# What is required:
Transcribe all the entries word for word, omitting any pictures they contain.

----- Data supplied

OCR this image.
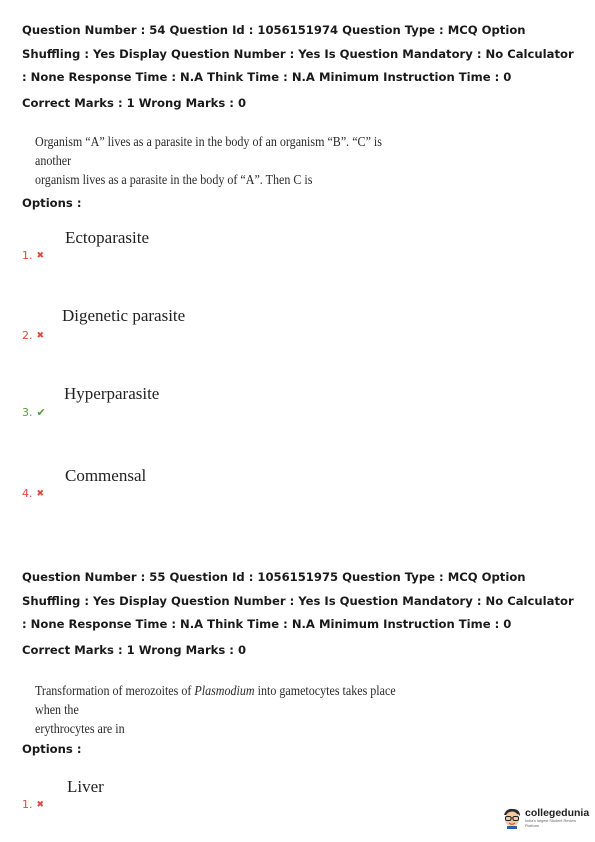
Question Number : 54 Question Id : 1056151974 Question Type : MCQ Option Shuffling : Yes Display Question Number : Yes Is Question Mandatory : No Calculator : None Response Time : N.A Think Time : N.A Minimum Instruction Time : 0

Correct Marks : 1 Wrong Marks : 0

Organism “A” lives as a parasite in the body of an organism “B”. “C” is another
organism lives as a parasite in the body of “A”. Then C is

Options :

Ectoparasite

1. ✖

Digenetic parasite

2. ✖

Hyperparasite

3. ✔

Commensal

4. ✖

Question Number : 55 Question Id : 1056151975 Question Type : MCQ Option Shuffling : Yes Display Question Number : Yes Is Question Mandatory : No Calculator : None Response Time : N.A Think Time : N.A Minimum Instruction Time : 0

Correct Marks : 1 Wrong Marks : 0

Transformation of merozoites of Plasmodium into gametocytes takes place when the
erythrocytes are in

Options :

Liver

1. ✖

collegedunia
India's largest Student Review Platform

----------

# Result below:
OCR this image.
Question Number : 54 Question Id : 1056151974 Question Type : MCQ Option Shuffling : Yes Display Question Number : Yes Is Question Mandatory : No Calculator : None Response Time : N.A Think Time : N.A Minimum Instruction Time : 0

Correct Marks : 1 Wrong Marks : 0

Organism “A” lives as a parasite in the body of an organism “B”. “C” is another
organism lives as a parasite in the body of “A”. Then C is

Options :

Ectoparasite

1. ✖

Digenetic parasite

2. ✖

Hyperparasite

3. ✔

Commensal

4. ✖

Question Number : 55 Question Id : 1056151975 Question Type : MCQ Option Shuffling : Yes Display Question Number : Yes Is Question Mandatory : No Calculator : None Response Time : N.A Think Time : N.A Minimum Instruction Time : 0

Correct Marks : 1 Wrong Marks : 0

Transformation of merozoites of Plasmodium into gametocytes takes place when the
erythrocytes are in

Options :

Liver

1. ✖

collegedunia
India's largest Student Review Platform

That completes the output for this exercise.